[Item position listings]
•••••

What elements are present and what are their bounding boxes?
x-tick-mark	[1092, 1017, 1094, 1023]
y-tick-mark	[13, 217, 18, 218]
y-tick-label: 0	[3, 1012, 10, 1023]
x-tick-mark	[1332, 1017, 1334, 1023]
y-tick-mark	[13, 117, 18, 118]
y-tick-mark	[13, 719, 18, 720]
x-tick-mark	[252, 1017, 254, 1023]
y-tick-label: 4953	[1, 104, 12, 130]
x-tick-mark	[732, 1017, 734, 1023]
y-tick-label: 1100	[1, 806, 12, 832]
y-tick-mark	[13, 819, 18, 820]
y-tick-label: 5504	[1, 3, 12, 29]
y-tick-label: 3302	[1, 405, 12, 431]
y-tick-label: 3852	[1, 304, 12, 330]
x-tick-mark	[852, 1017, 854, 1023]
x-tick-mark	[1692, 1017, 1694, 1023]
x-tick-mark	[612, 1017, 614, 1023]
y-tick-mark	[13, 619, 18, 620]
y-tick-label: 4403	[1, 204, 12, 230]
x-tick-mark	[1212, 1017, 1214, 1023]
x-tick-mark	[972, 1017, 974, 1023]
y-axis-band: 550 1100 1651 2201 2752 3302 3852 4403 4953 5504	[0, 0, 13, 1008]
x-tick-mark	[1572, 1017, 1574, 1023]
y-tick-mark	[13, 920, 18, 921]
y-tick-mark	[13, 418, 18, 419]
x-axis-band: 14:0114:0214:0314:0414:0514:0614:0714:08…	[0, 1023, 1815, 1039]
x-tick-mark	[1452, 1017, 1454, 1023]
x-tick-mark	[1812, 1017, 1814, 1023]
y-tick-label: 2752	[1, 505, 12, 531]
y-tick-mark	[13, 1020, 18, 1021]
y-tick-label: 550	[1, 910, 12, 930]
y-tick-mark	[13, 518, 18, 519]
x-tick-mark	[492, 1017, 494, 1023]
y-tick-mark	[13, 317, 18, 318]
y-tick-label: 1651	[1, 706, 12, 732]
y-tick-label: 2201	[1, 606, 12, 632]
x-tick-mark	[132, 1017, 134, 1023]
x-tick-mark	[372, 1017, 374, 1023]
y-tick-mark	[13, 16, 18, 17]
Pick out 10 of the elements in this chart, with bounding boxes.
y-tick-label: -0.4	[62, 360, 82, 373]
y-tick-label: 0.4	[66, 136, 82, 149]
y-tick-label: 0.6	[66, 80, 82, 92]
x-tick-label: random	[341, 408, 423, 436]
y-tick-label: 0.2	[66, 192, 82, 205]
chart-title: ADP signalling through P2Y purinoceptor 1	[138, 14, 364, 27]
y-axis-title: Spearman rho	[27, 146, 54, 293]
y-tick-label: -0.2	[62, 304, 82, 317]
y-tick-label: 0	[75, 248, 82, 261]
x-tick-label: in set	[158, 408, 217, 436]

•••••

* [Short task]: Recast all of the material above as a JSON list of strings, with one string per line and any blank lines left out.

* [In response]:
[
  "What elements are present and what are their bounding boxes?",
  "x-tick-mark\t[1092, 1017, 1094, 1023]",
  "y-tick-mark\t[13, 217, 18, 218]",
  "y-tick-label: 0\t[3, 1012, 10, 1023]",
  "x-tick-mark\t[1332, 1017, 1334, 1023]",
  "y-tick-mark\t[13, 117, 18, 118]",
  "y-tick-mark\t[13, 719, 18, 720]",
  "x-tick-mark\t[252, 1017, 254, 1023]",
  "y-tick-label: 4953\t[1, 104, 12, 130]",
  "x-tick-mark\t[732, 1017, 734, 1023]",
  "y-tick-label: 1100\t[1, 806, 12, 832]",
  "y-tick-mark\t[13, 819, 18, 820]",
  "y-tick-label: 5504\t[1, 3, 12, 29]",
  "y-tick-label: 3302\t[1, 405, 12, 431]",
  "y-tick-label: 3852\t[1, 304, 12, 330]",
  "x-tick-mark\t[852, 1017, 854, 1023]",
  "x-tick-mark\t[1692, 1017, 1694, 1023]",
  "x-tick-mark\t[612, 1017, 614, 1023]",
  "y-tick-mark\t[13, 619, 18, 620]",
  "y-tick-label: 4403\t[1, 204, 12, 230]",
  "x-tick-mark\t[1212, 1017, 1214, 1023]",
  "x-tick-mark\t[972, 1017, 974, 1023]",
  "y-axis-band: 550 1100 1651 2201 2752 3302 3852 4403 4953 5504\t[0, 0, 13, 1008]",
  "x-tick-mark\t[1572, 1017, 1574, 1023]",
  "y-tick-mark\t[13, 920, 18, 921]",
  "y-tick-mark\t[13, 418, 18, 419]",
  "x-axis-band: 14:0114:0214:0314:0414:0514:0614:0714:08…\t[0, 1023, 1815, 1039]",
  "x-tick-mark\t[1452, 1017, 1454, 1023]",
  "x-tick-mark\t[1812, 1017, 1814, 1023]",
  "y-tick-label: 2752\t[1, 505, 12, 531]",
  "y-tick-mark\t[13, 1020, 18, 1021]",
  "y-tick-label: 550\t[1, 910, 12, 930]",
  "y-tick-mark\t[13, 518, 18, 519]",
  "x-tick-mark\t[492, 1017, 494, 1023]",
  "y-tick-mark\t[13, 317, 18, 318]",
  "y-tick-label: 1651\t[1, 706, 12, 732]",
  "y-tick-label: 2201\t[1, 606, 12, 632]",
  "x-tick-mark\t[132, 1017, 134, 1023]",
  "x-tick-mark\t[372, 1017, 374, 1023]",
  "y-tick-mark\t[13, 16, 18, 17]",
  "Pick out 10 of the elements in this chart, with bounding boxes.",
  "y-tick-label: -0.4\t[62, 360, 82, 373]",
  "y-tick-label: 0.4\t[66, 136, 82, 149]",
  "y-tick-label: 0.6\t[66, 80, 82, 92]",
  "x-tick-label: random\t[341, 408, 423, 436]",
  "y-tick-label: 0.2\t[66, 192, 82, 205]",
  "chart-title: ADP signalling through P2Y purinoceptor 1\t[138, 14, 364, 27]",
  "y-axis-title: Spearman rho\t[27, 146, 54, 293]",
  "y-tick-label: -0.2\t[62, 304, 82, 317]",
  "y-tick-label: 0\t[75, 248, 82, 261]",
  "x-tick-label: in set\t[158, 408, 217, 436]"
]